**Aim**
Copy out all the entries word for word.

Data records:
--------------------------------------------------

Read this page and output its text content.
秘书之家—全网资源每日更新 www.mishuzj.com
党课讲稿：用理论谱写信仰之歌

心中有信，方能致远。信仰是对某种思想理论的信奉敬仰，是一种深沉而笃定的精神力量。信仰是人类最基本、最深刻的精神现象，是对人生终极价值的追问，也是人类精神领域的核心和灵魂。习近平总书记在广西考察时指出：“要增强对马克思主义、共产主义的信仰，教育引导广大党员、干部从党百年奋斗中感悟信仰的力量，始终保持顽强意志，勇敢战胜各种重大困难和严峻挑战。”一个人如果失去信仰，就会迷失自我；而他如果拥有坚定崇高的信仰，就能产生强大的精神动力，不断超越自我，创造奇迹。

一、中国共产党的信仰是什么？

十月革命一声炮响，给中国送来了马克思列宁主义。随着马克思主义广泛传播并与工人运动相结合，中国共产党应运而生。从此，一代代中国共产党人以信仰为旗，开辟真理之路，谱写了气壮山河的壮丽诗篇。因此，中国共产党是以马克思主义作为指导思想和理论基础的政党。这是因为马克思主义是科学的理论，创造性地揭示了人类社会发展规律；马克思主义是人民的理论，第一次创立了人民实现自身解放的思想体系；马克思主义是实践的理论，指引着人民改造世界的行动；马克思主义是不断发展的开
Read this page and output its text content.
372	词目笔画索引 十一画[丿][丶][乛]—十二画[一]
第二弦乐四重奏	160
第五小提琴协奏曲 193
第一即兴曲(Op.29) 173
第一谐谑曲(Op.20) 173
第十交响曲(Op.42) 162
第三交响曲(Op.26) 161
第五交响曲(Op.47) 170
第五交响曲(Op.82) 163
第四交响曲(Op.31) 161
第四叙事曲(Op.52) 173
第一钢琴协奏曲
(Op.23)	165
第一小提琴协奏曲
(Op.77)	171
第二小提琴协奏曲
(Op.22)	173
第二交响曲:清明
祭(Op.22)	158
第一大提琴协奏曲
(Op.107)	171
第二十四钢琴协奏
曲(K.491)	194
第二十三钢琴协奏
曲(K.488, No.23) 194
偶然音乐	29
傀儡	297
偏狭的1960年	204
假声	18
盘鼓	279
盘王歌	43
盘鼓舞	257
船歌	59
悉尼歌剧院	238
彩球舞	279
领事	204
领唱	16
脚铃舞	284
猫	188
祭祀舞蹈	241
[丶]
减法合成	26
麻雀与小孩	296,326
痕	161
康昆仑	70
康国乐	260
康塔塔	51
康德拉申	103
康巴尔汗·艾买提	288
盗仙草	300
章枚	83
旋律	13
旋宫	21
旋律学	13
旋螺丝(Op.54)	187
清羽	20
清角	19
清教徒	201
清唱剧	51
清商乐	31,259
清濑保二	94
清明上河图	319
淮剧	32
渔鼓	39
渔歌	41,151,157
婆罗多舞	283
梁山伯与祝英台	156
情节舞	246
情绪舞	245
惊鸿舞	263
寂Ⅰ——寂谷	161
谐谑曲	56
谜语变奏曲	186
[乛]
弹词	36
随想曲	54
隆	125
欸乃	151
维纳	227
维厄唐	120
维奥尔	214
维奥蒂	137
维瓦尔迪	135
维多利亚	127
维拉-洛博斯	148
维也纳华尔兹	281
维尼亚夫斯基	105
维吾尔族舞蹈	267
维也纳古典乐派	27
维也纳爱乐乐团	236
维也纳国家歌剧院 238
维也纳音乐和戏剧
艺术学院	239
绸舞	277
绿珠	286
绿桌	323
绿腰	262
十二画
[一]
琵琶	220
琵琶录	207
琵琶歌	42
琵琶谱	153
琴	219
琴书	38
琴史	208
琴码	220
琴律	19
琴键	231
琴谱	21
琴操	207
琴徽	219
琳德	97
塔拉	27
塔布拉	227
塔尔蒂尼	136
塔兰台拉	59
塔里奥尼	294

--------------------------------------------------

**The result**
Read this page and output its text content.
秘书之家—全网资源每日更新 www.mishuzj.com
党课讲稿：用理论谱写信仰之歌

心中有信，方能致远。信仰是对某种思想理论的信奉敬仰，是一种深沉而笃定的精神力量。信仰是人类最基本、最深刻的精神现象，是对人生终极价值的追问，也是人类精神领域的核心和灵魂。习近平总书记在广西考察时指出：“要增强对马克思主义、共产主义的信仰，教育引导广大党员、干部从党百年奋斗中感悟信仰的力量，始终保持顽强意志，勇敢战胜各种重大困难和严峻挑战。”一个人如果失去信仰，就会迷失自我；而他如果拥有坚定崇高的信仰，就能产生强大的精神动力，不断超越自我，创造奇迹。

一、中国共产党的信仰是什么？

十月革命一声炮响，给中国送来了马克思列宁主义。随着马克思主义广泛传播并与工人运动相结合，中国共产党应运而生。从此，一代代中国共产党人以信仰为旗，开辟真理之路，谱写了气壮山河的壮丽诗篇。因此，中国共产党是以马克思主义作为指导思想和理论基础的政党。这是因为马克思主义是科学的理论，创造性地揭示了人类社会发展规律；马克思主义是人民的理论，第一次创立了人民实现自身解放的思想体系；马克思主义是实践的理论，指引着人民改造世界的行动；马克思主义是不断发展的开
Read this page and output its text content.
372	词目笔画索引 十一画[丿][丶][乛]—十二画[一]
第二弦乐四重奏	160
第五小提琴协奏曲 193
第一即兴曲(Op.29) 173
第一谐谑曲(Op.20) 173
第十交响曲(Op.42) 162
第三交响曲(Op.26) 161
第五交响曲(Op.47) 170
第五交响曲(Op.82) 163
第四交响曲(Op.31) 161
第四叙事曲(Op.52) 173
第一钢琴协奏曲
(Op.23)	165
第一小提琴协奏曲
(Op.77)	171
第二小提琴协奏曲
(Op.22)	173
第二交响曲:清明
祭(Op.22)	158
第一大提琴协奏曲
(Op.107)	171
第二十四钢琴协奏
曲(K.491)	194
第二十三钢琴协奏
曲(K.488, No.23) 194
偶然音乐	29
傀儡	297
偏狭的1960年	204
假声	18
盘鼓	279
盘王歌	43
盘鼓舞	257
船歌	59
悉尼歌剧院	238
彩球舞	279
领事	204
领唱	16
脚铃舞	284
猫	188
祭祀舞蹈	241
[丶]
减法合成	26
麻雀与小孩	296,326
痕	161
康昆仑	70
康国乐	260
康塔塔	51
康德拉申	103
康巴尔汗·艾买提	288
盗仙草	300
章枚	83
旋律	13
旋宫	21
旋律学	13
旋螺丝(Op.54)	187
清羽	20
清角	19
清教徒	201
清唱剧	51
清商乐	31,259
清濑保二	94
清明上河图	319
淮剧	32
渔鼓	39
渔歌	41,151,157
婆罗多舞	283
梁山伯与祝英台	156
情节舞	246
情绪舞	245
惊鸿舞	263
寂Ⅰ——寂谷	161
谐谑曲	56
谜语变奏曲	186
[乛]
弹词	36
随想曲	54
隆	125
欸乃	151
维纳	227
维厄唐	120
维奥尔	214
维奥蒂	137
维瓦尔迪	135
维多利亚	127
维拉-洛博斯	148
维也纳华尔兹	281
维尼亚夫斯基	105
维吾尔族舞蹈	267
维也纳古典乐派	27
维也纳爱乐乐团	236
维也纳国家歌剧院 238
维也纳音乐和戏剧
艺术学院	239
绸舞	277
绿珠	286
绿桌	323
绿腰	262
十二画
[一]
琵琶	220
琵琶录	207
琵琶歌	42
琵琶谱	153
琴	219
琴书	38
琴史	208
琴码	220
琴律	19
琴键	231
琴谱	21
琴操	207
琴徽	219
琳德	97
塔拉	27
塔布拉	227
塔尔蒂尼	136
塔兰台拉	59
塔里奥尼	294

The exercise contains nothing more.